• TASK TO COMPLETE:
Each line of the material below that holds the word "this" needs to be copied.

[Stored data entries]

------

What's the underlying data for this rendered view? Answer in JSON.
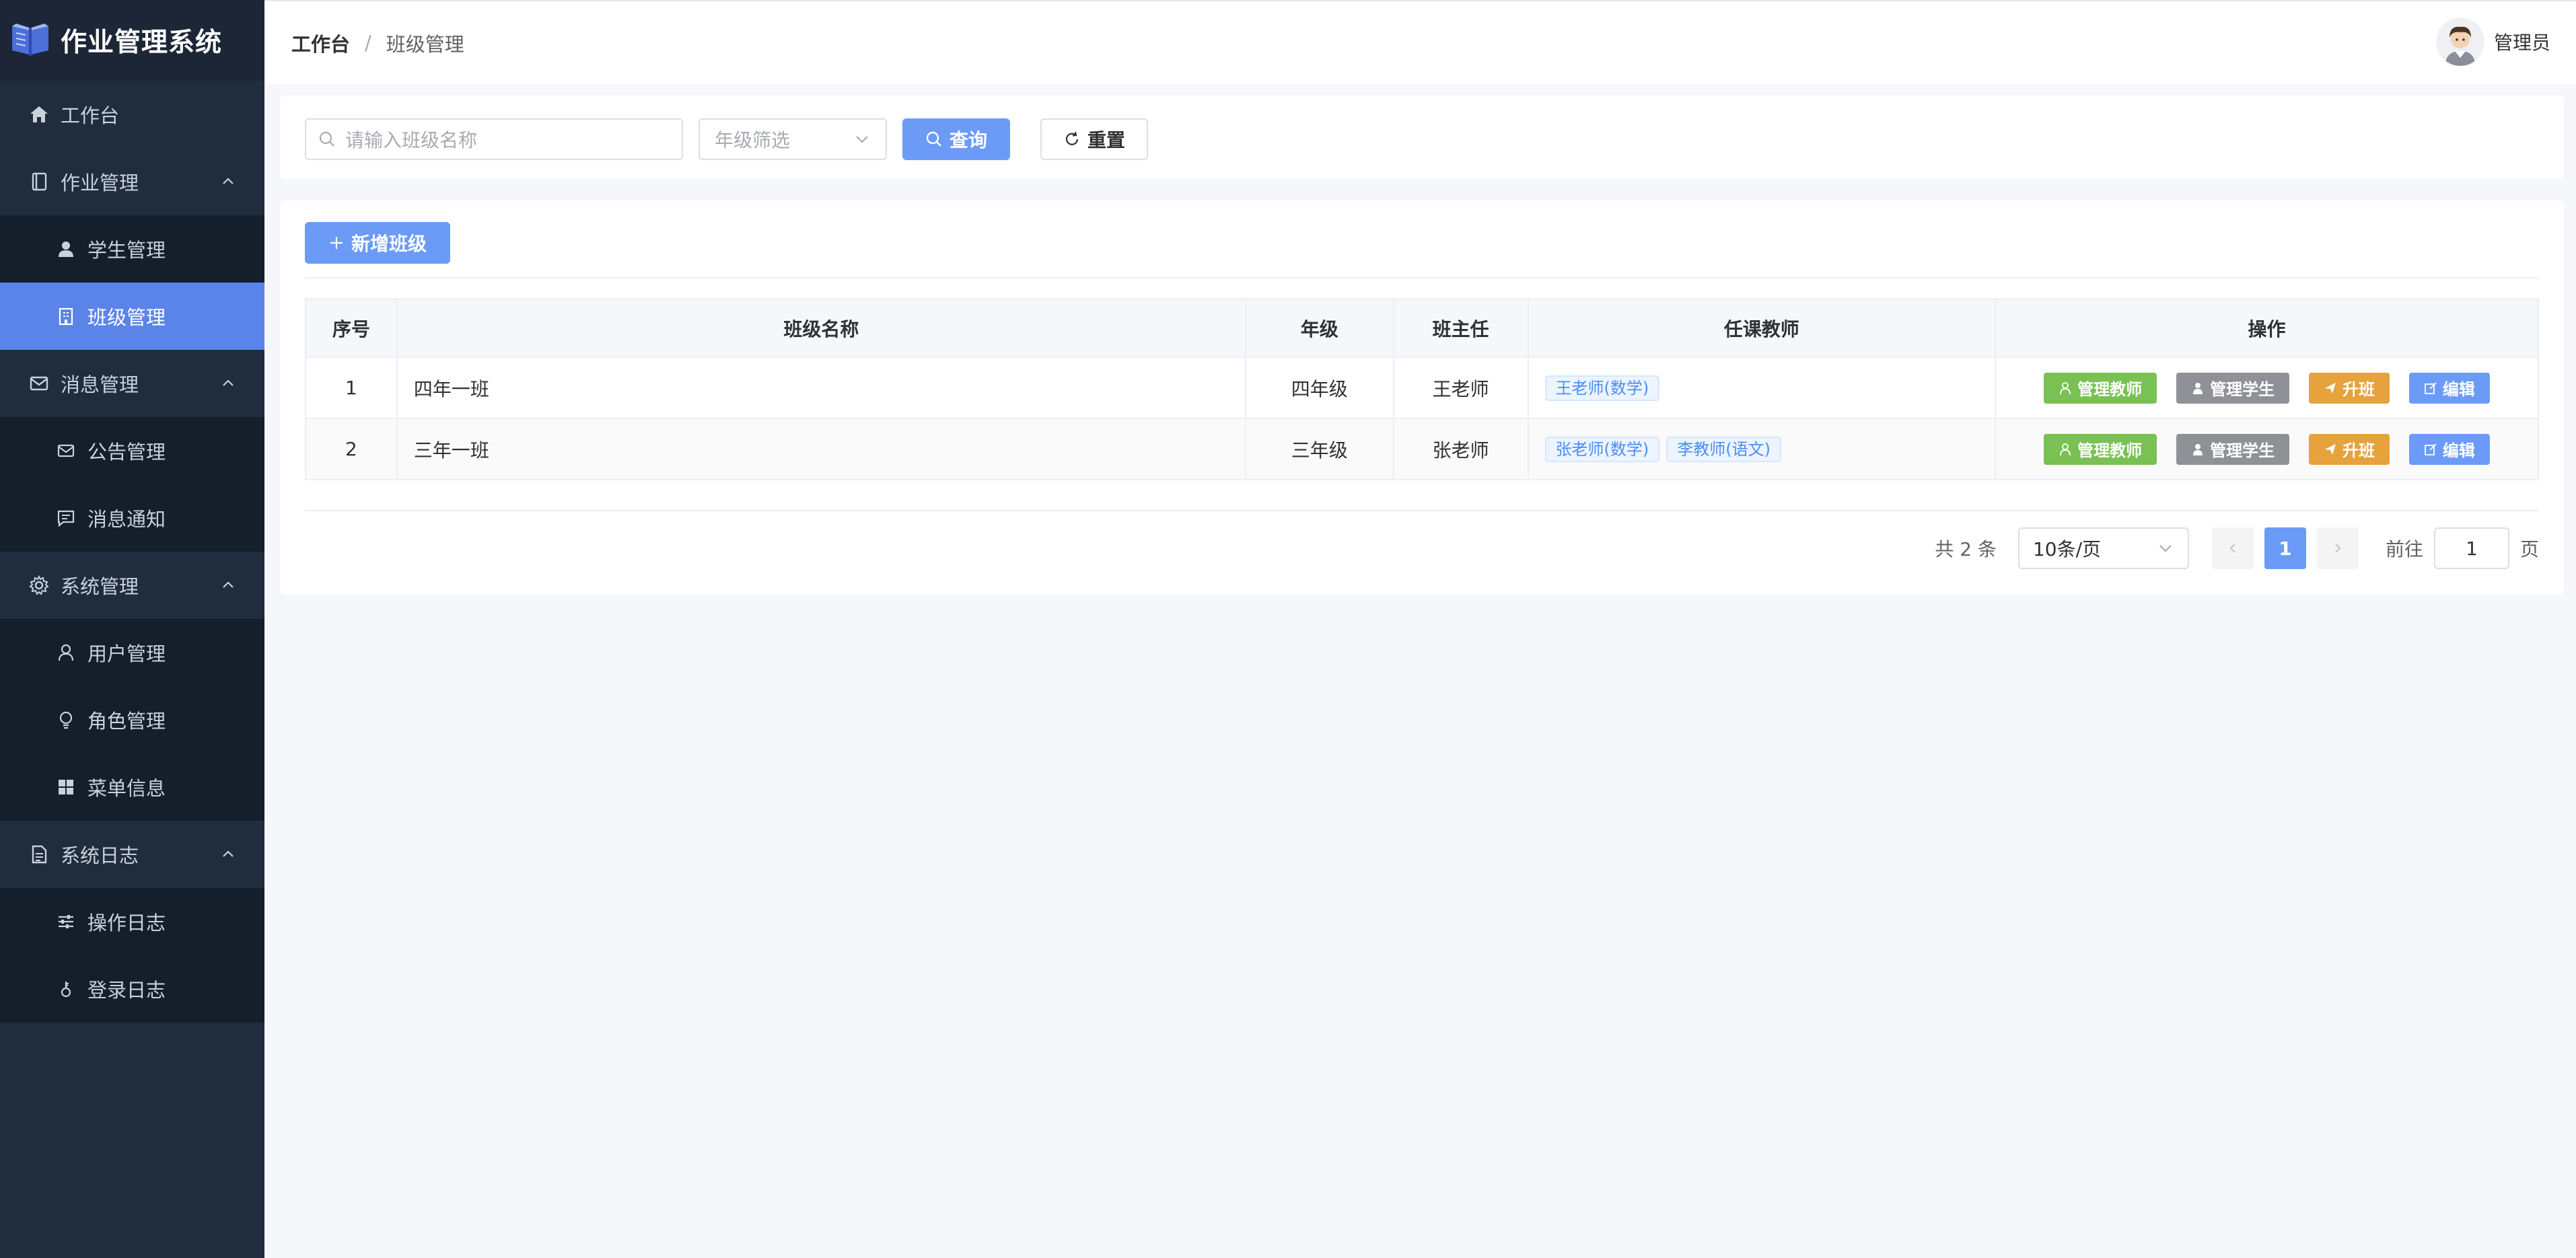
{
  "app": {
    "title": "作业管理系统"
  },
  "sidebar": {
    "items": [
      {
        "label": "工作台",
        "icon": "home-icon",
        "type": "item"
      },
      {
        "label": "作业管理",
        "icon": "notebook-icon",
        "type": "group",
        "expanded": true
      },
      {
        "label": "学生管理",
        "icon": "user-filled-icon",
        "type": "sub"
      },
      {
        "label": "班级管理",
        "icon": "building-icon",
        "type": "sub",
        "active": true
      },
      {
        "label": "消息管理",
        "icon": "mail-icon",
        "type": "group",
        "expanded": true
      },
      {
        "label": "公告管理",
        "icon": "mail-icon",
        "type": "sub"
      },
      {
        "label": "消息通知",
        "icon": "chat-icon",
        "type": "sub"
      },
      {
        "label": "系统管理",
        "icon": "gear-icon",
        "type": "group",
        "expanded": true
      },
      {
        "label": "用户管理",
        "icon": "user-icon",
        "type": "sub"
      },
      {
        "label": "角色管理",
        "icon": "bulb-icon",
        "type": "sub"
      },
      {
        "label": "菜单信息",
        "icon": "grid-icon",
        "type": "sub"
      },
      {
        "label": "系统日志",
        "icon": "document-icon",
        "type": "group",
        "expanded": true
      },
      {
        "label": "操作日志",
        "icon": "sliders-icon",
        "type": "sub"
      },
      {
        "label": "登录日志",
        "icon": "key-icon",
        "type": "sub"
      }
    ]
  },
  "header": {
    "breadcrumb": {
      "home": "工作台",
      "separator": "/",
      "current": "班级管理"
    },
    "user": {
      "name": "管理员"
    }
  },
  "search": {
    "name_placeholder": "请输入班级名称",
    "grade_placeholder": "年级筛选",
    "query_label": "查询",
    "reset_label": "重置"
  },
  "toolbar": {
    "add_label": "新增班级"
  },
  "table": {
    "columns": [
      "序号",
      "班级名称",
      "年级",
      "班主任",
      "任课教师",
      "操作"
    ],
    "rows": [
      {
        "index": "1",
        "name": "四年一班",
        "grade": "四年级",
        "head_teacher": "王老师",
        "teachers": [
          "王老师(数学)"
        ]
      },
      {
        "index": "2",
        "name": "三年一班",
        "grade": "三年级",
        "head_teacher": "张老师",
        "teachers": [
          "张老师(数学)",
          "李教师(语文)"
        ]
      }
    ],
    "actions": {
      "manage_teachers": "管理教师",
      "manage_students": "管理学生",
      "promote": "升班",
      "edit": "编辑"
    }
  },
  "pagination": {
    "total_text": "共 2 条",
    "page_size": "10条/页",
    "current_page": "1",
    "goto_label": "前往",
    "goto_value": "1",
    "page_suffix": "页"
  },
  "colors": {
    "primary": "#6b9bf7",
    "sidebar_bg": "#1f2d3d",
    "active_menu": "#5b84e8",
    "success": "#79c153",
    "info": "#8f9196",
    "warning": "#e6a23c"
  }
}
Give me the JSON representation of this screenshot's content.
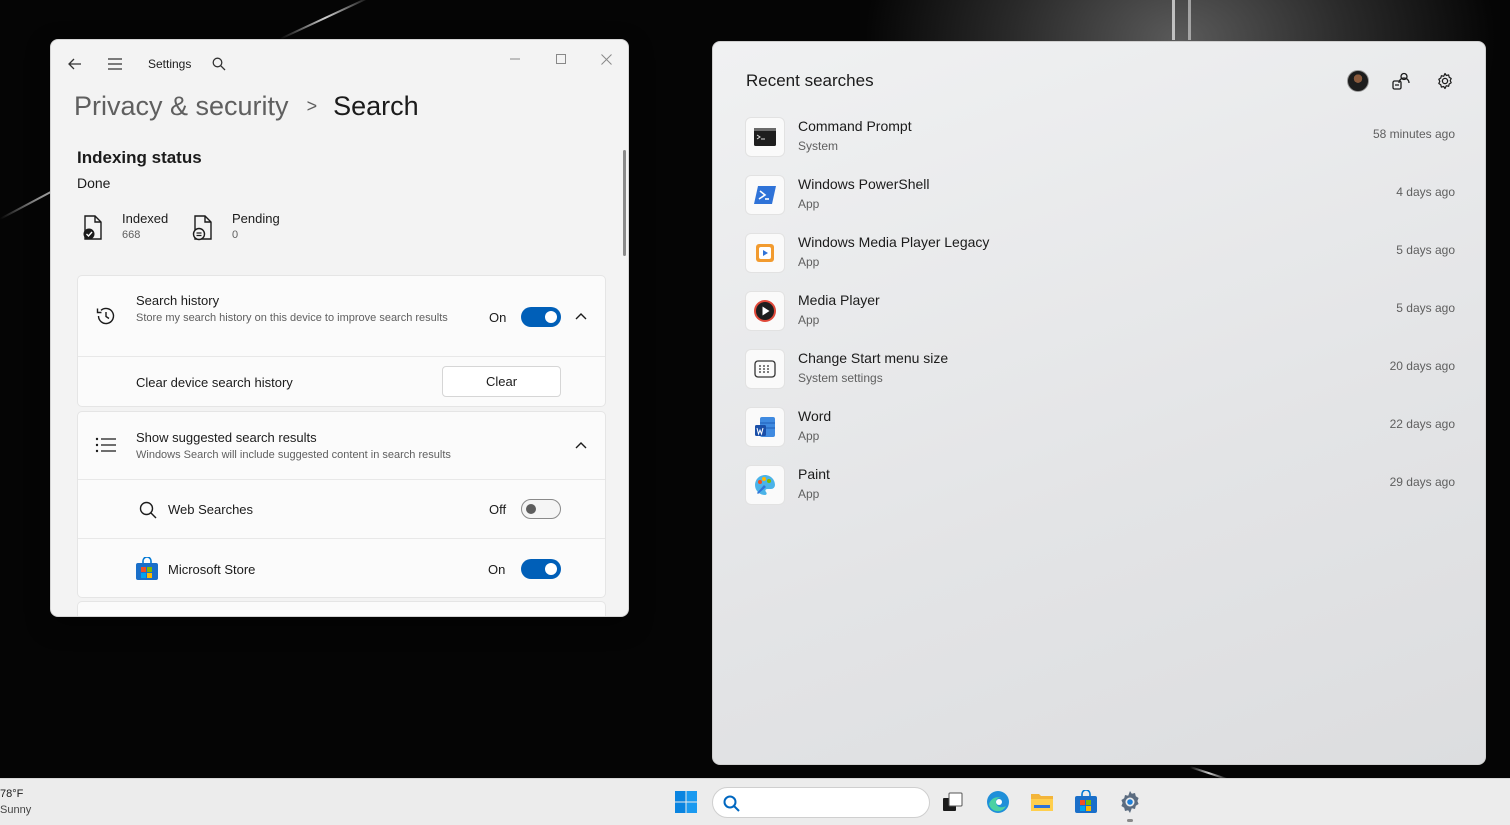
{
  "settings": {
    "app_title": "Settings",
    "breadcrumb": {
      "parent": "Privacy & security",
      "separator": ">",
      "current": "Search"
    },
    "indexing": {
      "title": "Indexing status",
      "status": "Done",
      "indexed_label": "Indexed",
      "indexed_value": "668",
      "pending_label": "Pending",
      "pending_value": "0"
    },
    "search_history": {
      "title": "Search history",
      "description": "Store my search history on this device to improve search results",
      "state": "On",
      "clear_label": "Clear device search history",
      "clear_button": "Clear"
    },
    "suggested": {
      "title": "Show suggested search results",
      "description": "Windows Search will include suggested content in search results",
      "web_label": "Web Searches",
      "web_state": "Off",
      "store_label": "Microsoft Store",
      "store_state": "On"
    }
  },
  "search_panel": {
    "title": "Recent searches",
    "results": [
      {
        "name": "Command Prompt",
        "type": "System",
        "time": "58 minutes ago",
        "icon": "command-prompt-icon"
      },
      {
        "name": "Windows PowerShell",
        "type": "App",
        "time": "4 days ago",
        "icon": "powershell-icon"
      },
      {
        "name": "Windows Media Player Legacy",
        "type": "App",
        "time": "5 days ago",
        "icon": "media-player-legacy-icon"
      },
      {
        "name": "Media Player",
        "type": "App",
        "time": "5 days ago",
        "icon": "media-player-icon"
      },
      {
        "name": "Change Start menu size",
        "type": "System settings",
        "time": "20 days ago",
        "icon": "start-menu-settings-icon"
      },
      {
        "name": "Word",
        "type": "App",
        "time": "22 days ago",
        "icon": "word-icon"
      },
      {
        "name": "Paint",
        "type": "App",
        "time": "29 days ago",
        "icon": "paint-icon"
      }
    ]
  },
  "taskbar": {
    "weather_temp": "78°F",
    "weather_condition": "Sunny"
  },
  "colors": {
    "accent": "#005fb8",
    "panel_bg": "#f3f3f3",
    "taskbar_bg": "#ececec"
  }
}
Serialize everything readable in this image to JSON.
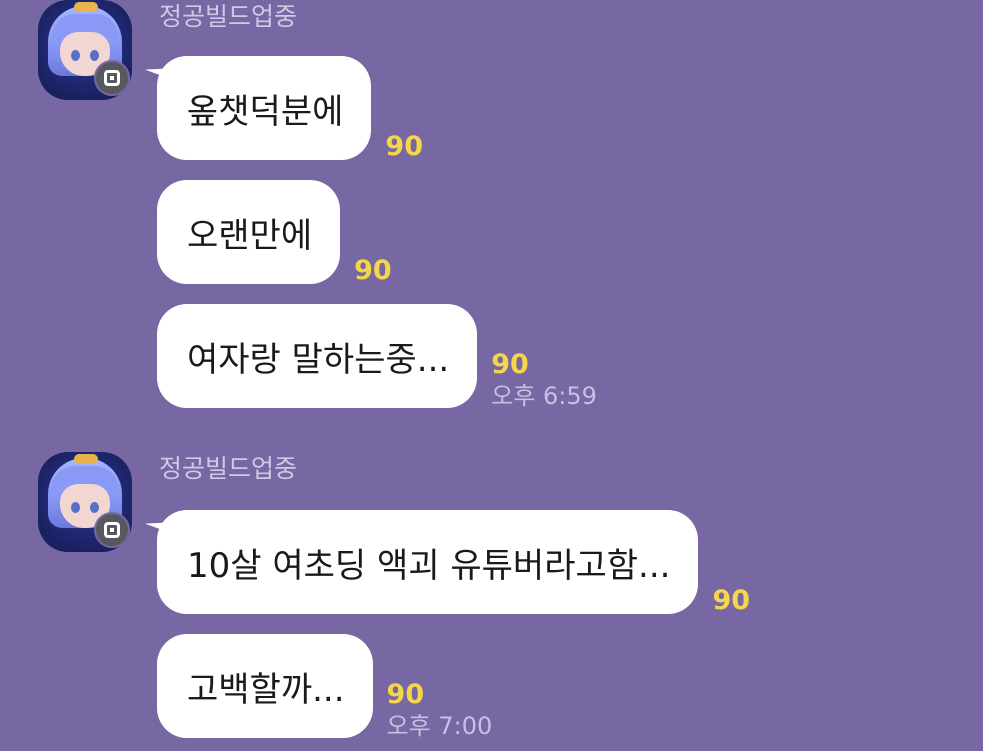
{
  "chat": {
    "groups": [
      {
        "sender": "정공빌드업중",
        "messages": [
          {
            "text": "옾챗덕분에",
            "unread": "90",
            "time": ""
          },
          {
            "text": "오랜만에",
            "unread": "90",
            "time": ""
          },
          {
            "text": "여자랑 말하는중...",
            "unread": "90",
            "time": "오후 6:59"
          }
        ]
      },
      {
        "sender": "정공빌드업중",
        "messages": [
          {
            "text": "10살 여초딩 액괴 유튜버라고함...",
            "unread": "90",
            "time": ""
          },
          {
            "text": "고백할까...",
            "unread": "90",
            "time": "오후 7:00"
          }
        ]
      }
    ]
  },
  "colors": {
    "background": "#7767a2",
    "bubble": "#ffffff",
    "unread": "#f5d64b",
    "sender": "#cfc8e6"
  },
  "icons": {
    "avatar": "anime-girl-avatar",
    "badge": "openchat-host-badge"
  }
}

------

• ANSWER FOR THE TASK:
What's the underlying data for this rendered view? Answer in JSON.
Give me the JSON representation of this screenshot's content.
      "description": "Store my search history on this device to improve search results",
Serialize everything readable in this image to JSON.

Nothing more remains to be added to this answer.